--- START RECORDS FOR THIS EXERCISE ---

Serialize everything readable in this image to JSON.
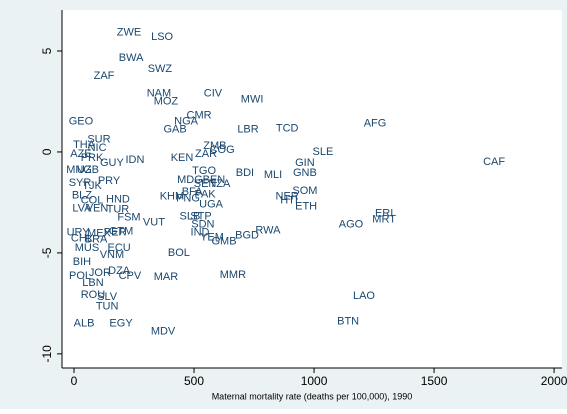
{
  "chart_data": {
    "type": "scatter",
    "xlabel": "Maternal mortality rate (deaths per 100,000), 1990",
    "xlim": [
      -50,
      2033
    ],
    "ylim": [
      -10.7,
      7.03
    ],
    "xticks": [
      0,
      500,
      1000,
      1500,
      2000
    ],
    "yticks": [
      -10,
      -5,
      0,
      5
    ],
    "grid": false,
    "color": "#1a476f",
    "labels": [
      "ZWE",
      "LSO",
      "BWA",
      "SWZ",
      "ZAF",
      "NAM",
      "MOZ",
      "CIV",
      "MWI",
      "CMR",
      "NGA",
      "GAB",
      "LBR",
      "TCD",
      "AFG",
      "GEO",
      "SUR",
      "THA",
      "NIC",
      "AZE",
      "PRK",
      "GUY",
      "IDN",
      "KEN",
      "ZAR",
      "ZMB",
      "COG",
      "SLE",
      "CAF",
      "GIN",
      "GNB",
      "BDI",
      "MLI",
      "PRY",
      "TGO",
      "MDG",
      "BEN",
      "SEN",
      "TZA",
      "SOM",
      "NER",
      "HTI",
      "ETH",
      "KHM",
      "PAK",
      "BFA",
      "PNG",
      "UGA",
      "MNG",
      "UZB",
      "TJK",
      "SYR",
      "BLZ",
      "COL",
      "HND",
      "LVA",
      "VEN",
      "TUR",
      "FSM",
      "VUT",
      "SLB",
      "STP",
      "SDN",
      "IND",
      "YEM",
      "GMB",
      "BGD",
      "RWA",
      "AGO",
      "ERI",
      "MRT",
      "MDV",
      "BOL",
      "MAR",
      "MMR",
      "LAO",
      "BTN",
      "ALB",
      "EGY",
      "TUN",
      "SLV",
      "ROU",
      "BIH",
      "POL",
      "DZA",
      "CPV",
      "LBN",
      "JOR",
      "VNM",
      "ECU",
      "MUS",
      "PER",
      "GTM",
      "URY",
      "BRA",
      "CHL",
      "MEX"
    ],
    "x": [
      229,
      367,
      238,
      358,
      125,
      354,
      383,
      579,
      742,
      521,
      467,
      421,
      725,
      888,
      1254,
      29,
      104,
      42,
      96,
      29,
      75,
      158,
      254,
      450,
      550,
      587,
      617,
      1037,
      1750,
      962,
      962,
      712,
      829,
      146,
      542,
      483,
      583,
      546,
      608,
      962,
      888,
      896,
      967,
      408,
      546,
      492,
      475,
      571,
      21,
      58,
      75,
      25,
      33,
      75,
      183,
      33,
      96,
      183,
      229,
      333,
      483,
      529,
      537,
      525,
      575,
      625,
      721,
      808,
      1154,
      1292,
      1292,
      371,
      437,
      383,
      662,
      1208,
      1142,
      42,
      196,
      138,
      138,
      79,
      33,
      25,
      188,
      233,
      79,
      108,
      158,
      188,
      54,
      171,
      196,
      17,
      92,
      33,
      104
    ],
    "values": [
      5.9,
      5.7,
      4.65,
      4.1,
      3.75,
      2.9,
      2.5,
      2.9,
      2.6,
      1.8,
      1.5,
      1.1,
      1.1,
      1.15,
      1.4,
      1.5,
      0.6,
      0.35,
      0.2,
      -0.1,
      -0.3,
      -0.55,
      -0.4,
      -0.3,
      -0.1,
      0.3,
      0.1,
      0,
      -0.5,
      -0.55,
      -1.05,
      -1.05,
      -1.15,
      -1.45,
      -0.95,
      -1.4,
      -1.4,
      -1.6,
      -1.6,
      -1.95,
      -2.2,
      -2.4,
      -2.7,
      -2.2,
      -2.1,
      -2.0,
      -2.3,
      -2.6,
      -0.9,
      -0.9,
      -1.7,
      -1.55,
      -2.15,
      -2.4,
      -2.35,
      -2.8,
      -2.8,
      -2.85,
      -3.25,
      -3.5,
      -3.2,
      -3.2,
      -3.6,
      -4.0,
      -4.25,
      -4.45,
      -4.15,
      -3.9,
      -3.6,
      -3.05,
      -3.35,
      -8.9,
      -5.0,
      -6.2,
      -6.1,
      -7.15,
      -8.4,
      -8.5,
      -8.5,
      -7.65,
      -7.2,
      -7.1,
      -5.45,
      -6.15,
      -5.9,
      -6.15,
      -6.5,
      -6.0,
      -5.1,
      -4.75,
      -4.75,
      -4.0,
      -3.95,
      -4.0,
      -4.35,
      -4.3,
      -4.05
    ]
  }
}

--- END RECORDS FOR THIS EXERCISE ---

OBJECTIVE
Quote in full the listing given above; the images are to be left out.

OUTPUT
Serialize everything readable in this image to JSON.
{
  "chart_data": {
    "type": "scatter",
    "xlabel": "Maternal mortality rate (deaths per 100,000), 1990",
    "xlim": [
      -50,
      2033
    ],
    "ylim": [
      -10.7,
      7.03
    ],
    "xticks": [
      0,
      500,
      1000,
      1500,
      2000
    ],
    "yticks": [
      -10,
      -5,
      0,
      5
    ],
    "grid": false,
    "color": "#1a476f",
    "labels": [
      "ZWE",
      "LSO",
      "BWA",
      "SWZ",
      "ZAF",
      "NAM",
      "MOZ",
      "CIV",
      "MWI",
      "CMR",
      "NGA",
      "GAB",
      "LBR",
      "TCD",
      "AFG",
      "GEO",
      "SUR",
      "THA",
      "NIC",
      "AZE",
      "PRK",
      "GUY",
      "IDN",
      "KEN",
      "ZAR",
      "ZMB",
      "COG",
      "SLE",
      "CAF",
      "GIN",
      "GNB",
      "BDI",
      "MLI",
      "PRY",
      "TGO",
      "MDG",
      "BEN",
      "SEN",
      "TZA",
      "SOM",
      "NER",
      "HTI",
      "ETH",
      "KHM",
      "PAK",
      "BFA",
      "PNG",
      "UGA",
      "MNG",
      "UZB",
      "TJK",
      "SYR",
      "BLZ",
      "COL",
      "HND",
      "LVA",
      "VEN",
      "TUR",
      "FSM",
      "VUT",
      "SLB",
      "STP",
      "SDN",
      "IND",
      "YEM",
      "GMB",
      "BGD",
      "RWA",
      "AGO",
      "ERI",
      "MRT",
      "MDV",
      "BOL",
      "MAR",
      "MMR",
      "LAO",
      "BTN",
      "ALB",
      "EGY",
      "TUN",
      "SLV",
      "ROU",
      "BIH",
      "POL",
      "DZA",
      "CPV",
      "LBN",
      "JOR",
      "VNM",
      "ECU",
      "MUS",
      "PER",
      "GTM",
      "URY",
      "BRA",
      "CHL",
      "MEX"
    ],
    "x": [
      229,
      367,
      238,
      358,
      125,
      354,
      383,
      579,
      742,
      521,
      467,
      421,
      725,
      888,
      1254,
      29,
      104,
      42,
      96,
      29,
      75,
      158,
      254,
      450,
      550,
      587,
      617,
      1037,
      1750,
      962,
      962,
      712,
      829,
      146,
      542,
      483,
      583,
      546,
      608,
      962,
      888,
      896,
      967,
      408,
      546,
      492,
      475,
      571,
      21,
      58,
      75,
      25,
      33,
      75,
      183,
      33,
      96,
      183,
      229,
      333,
      483,
      529,
      537,
      525,
      575,
      625,
      721,
      808,
      1154,
      1292,
      1292,
      371,
      437,
      383,
      662,
      1208,
      1142,
      42,
      196,
      138,
      138,
      79,
      33,
      25,
      188,
      233,
      79,
      108,
      158,
      188,
      54,
      171,
      196,
      17,
      92,
      33,
      104
    ],
    "values": [
      5.9,
      5.7,
      4.65,
      4.1,
      3.75,
      2.9,
      2.5,
      2.9,
      2.6,
      1.8,
      1.5,
      1.1,
      1.1,
      1.15,
      1.4,
      1.5,
      0.6,
      0.35,
      0.2,
      -0.1,
      -0.3,
      -0.55,
      -0.4,
      -0.3,
      -0.1,
      0.3,
      0.1,
      0,
      -0.5,
      -0.55,
      -1.05,
      -1.05,
      -1.15,
      -1.45,
      -0.95,
      -1.4,
      -1.4,
      -1.6,
      -1.6,
      -1.95,
      -2.2,
      -2.4,
      -2.7,
      -2.2,
      -2.1,
      -2.0,
      -2.3,
      -2.6,
      -0.9,
      -0.9,
      -1.7,
      -1.55,
      -2.15,
      -2.4,
      -2.35,
      -2.8,
      -2.8,
      -2.85,
      -3.25,
      -3.5,
      -3.2,
      -3.2,
      -3.6,
      -4.0,
      -4.25,
      -4.45,
      -4.15,
      -3.9,
      -3.6,
      -3.05,
      -3.35,
      -8.9,
      -5.0,
      -6.2,
      -6.1,
      -7.15,
      -8.4,
      -8.5,
      -8.5,
      -7.65,
      -7.2,
      -7.1,
      -5.45,
      -6.15,
      -5.9,
      -6.15,
      -6.5,
      -6.0,
      -5.1,
      -4.75,
      -4.75,
      -4.0,
      -3.95,
      -4.0,
      -4.35,
      -4.3,
      -4.05
    ]
  }
}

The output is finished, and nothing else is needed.